### WHAT IS REQUIRED
Leave out the pictures and restate the rest of the data exactly.

+++ DATA FOR THE TASK +++

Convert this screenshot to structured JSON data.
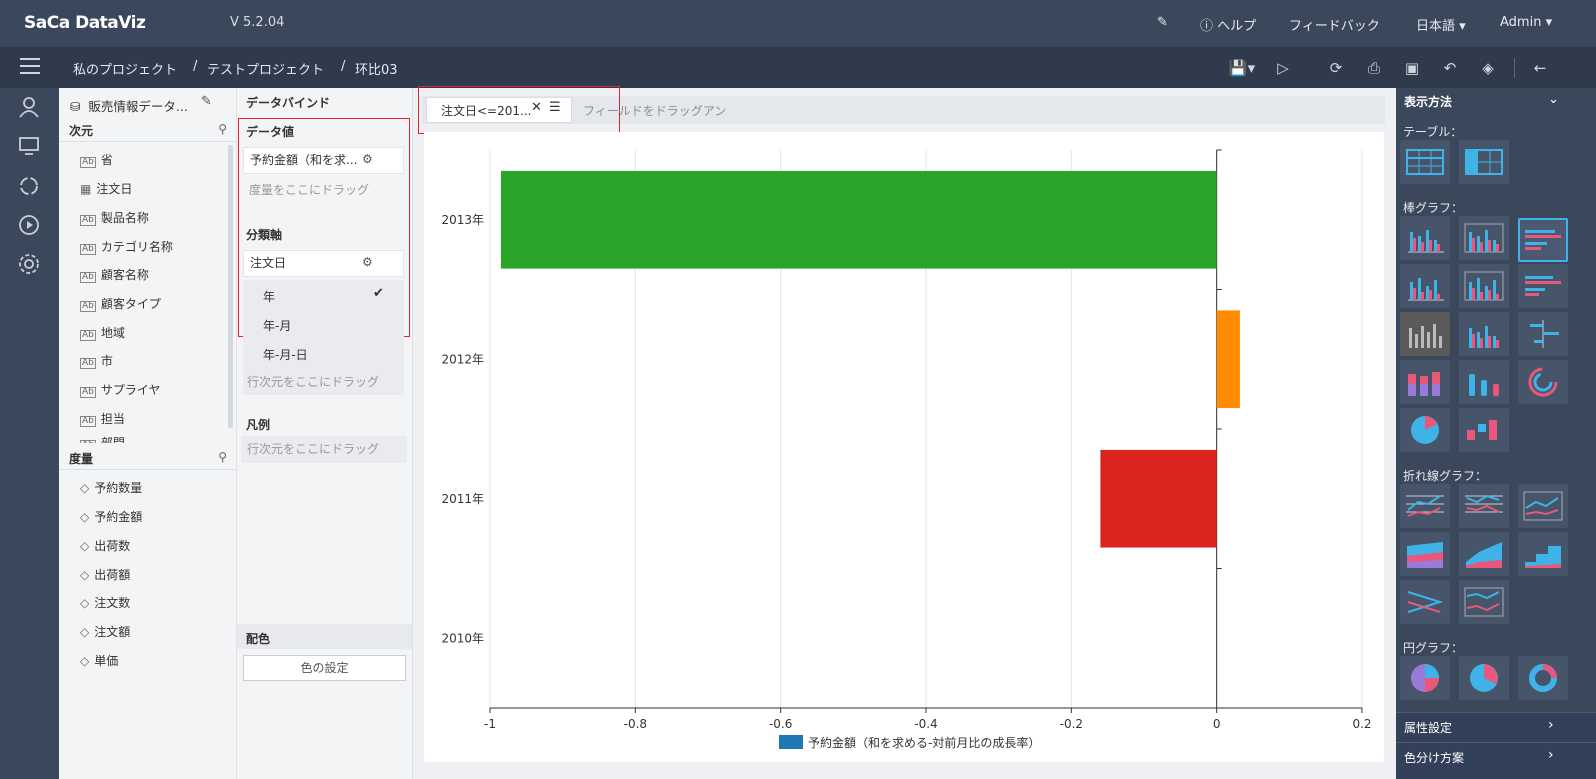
{
  "app": {
    "logo": "SaCa DataViz",
    "version": "V 5.2.04"
  },
  "topbar": {
    "help": "ヘルプ",
    "feedback": "フィードバック",
    "language": "日本語",
    "user": "Admin"
  },
  "breadcrumb": {
    "level1": "私のプロジェクト",
    "sep": "/",
    "level2": "テストプロジェクト",
    "level3": "环比03"
  },
  "dataset": {
    "name": "販売情報データ..."
  },
  "dimensions": {
    "header": "次元",
    "items": [
      "省",
      "注文日",
      "製品名称",
      "カテゴリ名称",
      "顧客名称",
      "顧客タイプ",
      "地域",
      "市",
      "サプライヤ",
      "担当",
      "部門"
    ]
  },
  "measures": {
    "header": "度量",
    "items": [
      "予約数量",
      "予約金額",
      "出荷数",
      "出荷額",
      "注文数",
      "注文額",
      "単価"
    ]
  },
  "binding": {
    "title": "データバインド",
    "value_label": "データ値",
    "value_field": "予約金額（和を求...",
    "value_placeholder": "度量をここにドラッグ",
    "axis_label": "分類軸",
    "axis_field": "注文日",
    "axis_options": [
      "年",
      "年-月",
      "年-月-日"
    ],
    "axis_placeholder": "行次元をここにドラッグ",
    "legend_label": "凡例",
    "legend_placeholder": "行次元をここにドラッグ",
    "color_label": "配色",
    "color_button": "色の設定"
  },
  "filter": {
    "chip": "注文日<=201...",
    "placeholder": "フィールドをドラッグアン"
  },
  "chart_data": {
    "type": "bar",
    "orientation": "horizontal",
    "categories": [
      "2013年",
      "2012年",
      "2011年",
      "2010年"
    ],
    "values": [
      -0.985,
      0.032,
      -0.16,
      0
    ],
    "colors": [
      "#2aa52a",
      "#ff8c00",
      "#d9241f",
      "#1f77b4"
    ],
    "xlim": [
      -1,
      0.2
    ],
    "xticks": [
      "-1",
      "-0.8",
      "-0.6",
      "-0.4",
      "-0.2",
      "0",
      "0.2"
    ],
    "legend": "予約金額（和を求める-対前月比の成長率）",
    "legend_color": "#1f77b4",
    "grid": true
  },
  "rightpanel": {
    "title": "表示方法",
    "table_label": "テーブル：",
    "bar_label": "棒グラフ：",
    "line_label": "折れ線グラフ：",
    "pie_label": "円グラフ：",
    "attr_label": "属性設定",
    "color_scheme_label": "色分け方案"
  }
}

+++

### TASK OUTPUT
Convert this screenshot to structured JSON data.
{
  "app": {
    "logo": "SaCa DataViz",
    "version": "V 5.2.04"
  },
  "topbar": {
    "help": "ヘルプ",
    "feedback": "フィードバック",
    "language": "日本語",
    "user": "Admin"
  },
  "breadcrumb": {
    "level1": "私のプロジェクト",
    "sep": "/",
    "level2": "テストプロジェクト",
    "level3": "环比03"
  },
  "dataset": {
    "name": "販売情報データ..."
  },
  "dimensions": {
    "header": "次元",
    "items": [
      "省",
      "注文日",
      "製品名称",
      "カテゴリ名称",
      "顧客名称",
      "顧客タイプ",
      "地域",
      "市",
      "サプライヤ",
      "担当",
      "部門"
    ]
  },
  "measures": {
    "header": "度量",
    "items": [
      "予約数量",
      "予約金額",
      "出荷数",
      "出荷額",
      "注文数",
      "注文額",
      "単価"
    ]
  },
  "binding": {
    "title": "データバインド",
    "value_label": "データ値",
    "value_field": "予約金額（和を求...",
    "value_placeholder": "度量をここにドラッグ",
    "axis_label": "分類軸",
    "axis_field": "注文日",
    "axis_options": [
      "年",
      "年-月",
      "年-月-日"
    ],
    "axis_placeholder": "行次元をここにドラッグ",
    "legend_label": "凡例",
    "legend_placeholder": "行次元をここにドラッグ",
    "color_label": "配色",
    "color_button": "色の設定"
  },
  "filter": {
    "chip": "注文日<=201...",
    "placeholder": "フィールドをドラッグアン"
  },
  "chart_data": {
    "type": "bar",
    "orientation": "horizontal",
    "categories": [
      "2013年",
      "2012年",
      "2011年",
      "2010年"
    ],
    "values": [
      -0.985,
      0.032,
      -0.16,
      0
    ],
    "colors": [
      "#2aa52a",
      "#ff8c00",
      "#d9241f",
      "#1f77b4"
    ],
    "xlim": [
      -1,
      0.2
    ],
    "xticks": [
      "-1",
      "-0.8",
      "-0.6",
      "-0.4",
      "-0.2",
      "0",
      "0.2"
    ],
    "legend": "予約金額（和を求める-対前月比の成長率）",
    "legend_color": "#1f77b4",
    "grid": true
  },
  "rightpanel": {
    "title": "表示方法",
    "table_label": "テーブル：",
    "bar_label": "棒グラフ：",
    "line_label": "折れ線グラフ：",
    "pie_label": "円グラフ：",
    "attr_label": "属性設定",
    "color_scheme_label": "色分け方案"
  }
}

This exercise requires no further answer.